— start RECORD SET —
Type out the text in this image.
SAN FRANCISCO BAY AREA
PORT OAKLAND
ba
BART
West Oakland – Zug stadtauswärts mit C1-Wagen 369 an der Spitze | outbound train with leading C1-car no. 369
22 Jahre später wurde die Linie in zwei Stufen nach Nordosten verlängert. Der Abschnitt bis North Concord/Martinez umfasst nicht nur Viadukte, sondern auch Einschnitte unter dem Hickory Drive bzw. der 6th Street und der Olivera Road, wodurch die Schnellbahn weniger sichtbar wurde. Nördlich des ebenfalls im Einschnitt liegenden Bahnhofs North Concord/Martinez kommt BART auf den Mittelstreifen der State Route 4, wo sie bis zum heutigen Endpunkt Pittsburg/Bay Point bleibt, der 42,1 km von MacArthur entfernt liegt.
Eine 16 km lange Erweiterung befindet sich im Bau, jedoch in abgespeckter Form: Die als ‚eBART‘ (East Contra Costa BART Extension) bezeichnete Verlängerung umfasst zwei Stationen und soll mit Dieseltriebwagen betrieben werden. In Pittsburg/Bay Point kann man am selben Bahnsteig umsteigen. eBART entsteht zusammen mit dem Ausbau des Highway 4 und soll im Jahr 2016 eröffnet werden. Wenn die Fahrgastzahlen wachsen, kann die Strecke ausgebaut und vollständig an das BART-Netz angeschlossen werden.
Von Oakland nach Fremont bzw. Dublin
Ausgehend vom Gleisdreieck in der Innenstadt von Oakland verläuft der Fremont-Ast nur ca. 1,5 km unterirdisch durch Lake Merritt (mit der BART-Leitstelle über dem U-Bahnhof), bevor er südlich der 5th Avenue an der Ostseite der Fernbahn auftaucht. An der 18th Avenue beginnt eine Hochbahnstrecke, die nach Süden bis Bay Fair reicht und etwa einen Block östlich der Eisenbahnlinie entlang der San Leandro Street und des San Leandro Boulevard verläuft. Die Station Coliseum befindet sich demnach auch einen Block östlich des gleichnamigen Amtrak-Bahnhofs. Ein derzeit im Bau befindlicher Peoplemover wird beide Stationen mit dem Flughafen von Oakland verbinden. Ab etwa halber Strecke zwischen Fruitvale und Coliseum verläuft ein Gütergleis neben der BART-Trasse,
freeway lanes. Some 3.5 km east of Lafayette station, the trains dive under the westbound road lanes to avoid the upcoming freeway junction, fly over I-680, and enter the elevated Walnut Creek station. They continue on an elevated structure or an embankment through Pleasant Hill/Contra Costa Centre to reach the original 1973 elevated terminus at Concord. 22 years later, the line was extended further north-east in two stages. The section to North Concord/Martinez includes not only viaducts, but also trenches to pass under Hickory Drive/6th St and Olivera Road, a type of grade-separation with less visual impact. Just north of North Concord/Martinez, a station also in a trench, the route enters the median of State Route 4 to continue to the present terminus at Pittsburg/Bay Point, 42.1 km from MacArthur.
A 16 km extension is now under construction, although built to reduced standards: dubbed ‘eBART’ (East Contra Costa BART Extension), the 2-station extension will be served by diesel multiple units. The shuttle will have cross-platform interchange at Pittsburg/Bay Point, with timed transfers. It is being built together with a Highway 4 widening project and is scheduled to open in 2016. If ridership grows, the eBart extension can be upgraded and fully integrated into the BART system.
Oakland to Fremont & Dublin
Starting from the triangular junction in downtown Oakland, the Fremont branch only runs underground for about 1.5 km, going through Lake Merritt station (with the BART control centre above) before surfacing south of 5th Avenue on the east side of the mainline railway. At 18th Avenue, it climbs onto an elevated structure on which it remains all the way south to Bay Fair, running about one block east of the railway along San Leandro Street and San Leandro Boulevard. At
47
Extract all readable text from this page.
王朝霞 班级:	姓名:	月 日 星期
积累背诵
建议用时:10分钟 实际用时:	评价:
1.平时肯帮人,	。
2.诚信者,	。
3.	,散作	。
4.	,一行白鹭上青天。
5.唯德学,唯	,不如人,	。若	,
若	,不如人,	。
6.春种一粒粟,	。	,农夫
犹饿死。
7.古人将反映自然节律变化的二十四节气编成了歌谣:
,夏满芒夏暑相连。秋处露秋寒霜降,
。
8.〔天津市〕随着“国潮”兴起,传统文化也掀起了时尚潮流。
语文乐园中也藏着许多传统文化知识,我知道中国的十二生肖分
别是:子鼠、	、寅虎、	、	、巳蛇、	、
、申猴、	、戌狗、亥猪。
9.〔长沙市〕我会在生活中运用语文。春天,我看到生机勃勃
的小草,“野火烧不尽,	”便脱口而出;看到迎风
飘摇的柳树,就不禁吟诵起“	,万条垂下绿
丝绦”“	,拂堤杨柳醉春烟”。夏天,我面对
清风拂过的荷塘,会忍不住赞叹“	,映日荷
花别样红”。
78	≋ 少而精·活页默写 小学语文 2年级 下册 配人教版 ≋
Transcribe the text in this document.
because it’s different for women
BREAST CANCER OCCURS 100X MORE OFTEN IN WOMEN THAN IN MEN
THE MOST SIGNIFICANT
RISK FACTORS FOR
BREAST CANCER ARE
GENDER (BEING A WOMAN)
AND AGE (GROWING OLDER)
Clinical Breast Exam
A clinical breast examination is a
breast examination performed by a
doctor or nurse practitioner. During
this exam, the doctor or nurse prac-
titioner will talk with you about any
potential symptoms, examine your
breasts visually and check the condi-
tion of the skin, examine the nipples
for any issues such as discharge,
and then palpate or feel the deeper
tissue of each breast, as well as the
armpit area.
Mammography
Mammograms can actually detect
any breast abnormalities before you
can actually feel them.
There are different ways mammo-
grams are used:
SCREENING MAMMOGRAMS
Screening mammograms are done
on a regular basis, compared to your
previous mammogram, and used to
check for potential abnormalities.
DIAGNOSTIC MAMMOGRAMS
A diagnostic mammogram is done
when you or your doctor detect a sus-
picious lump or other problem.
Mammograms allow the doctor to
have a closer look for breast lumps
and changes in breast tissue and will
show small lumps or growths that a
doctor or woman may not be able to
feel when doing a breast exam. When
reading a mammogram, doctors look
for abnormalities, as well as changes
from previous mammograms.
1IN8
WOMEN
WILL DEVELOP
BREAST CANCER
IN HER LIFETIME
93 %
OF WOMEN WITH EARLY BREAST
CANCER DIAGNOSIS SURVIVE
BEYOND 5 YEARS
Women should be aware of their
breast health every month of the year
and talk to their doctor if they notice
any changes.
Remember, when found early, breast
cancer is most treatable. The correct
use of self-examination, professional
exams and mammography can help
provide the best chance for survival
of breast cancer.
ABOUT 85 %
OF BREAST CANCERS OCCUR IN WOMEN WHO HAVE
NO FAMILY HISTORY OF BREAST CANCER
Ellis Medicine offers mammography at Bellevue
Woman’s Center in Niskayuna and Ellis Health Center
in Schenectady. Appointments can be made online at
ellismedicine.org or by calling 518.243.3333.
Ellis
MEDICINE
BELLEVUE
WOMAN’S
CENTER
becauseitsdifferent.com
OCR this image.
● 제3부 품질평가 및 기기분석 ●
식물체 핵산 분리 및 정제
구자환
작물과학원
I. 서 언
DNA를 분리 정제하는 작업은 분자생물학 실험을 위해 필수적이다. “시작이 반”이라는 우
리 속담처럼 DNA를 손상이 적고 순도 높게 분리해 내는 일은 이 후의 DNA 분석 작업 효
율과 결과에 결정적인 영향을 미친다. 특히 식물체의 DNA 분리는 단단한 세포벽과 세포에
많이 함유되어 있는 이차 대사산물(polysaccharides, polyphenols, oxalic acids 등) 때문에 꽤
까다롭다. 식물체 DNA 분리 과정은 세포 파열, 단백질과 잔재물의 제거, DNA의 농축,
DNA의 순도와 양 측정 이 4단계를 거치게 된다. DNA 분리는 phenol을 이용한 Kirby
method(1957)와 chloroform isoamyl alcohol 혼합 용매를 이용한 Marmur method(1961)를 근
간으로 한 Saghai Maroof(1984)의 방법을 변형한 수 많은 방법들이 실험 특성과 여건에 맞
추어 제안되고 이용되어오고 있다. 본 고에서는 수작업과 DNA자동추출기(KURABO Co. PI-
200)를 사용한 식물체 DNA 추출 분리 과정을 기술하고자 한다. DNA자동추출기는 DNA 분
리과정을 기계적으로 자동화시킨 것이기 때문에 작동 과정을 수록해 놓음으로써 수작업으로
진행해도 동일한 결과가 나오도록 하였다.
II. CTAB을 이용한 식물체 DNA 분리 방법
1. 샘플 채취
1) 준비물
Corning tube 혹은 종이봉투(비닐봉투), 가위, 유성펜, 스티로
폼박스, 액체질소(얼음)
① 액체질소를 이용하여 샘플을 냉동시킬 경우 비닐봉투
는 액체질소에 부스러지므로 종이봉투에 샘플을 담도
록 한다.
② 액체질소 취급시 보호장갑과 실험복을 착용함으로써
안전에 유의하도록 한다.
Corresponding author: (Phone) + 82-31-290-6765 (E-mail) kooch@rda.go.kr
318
— end RECORD SET —
**YOUR TASK**
List every line above that contains the word "changes".

**RESPONSE TO THIS TASK**
and changes in breast tissue and will
for abnormalities, as well as changes
any changes.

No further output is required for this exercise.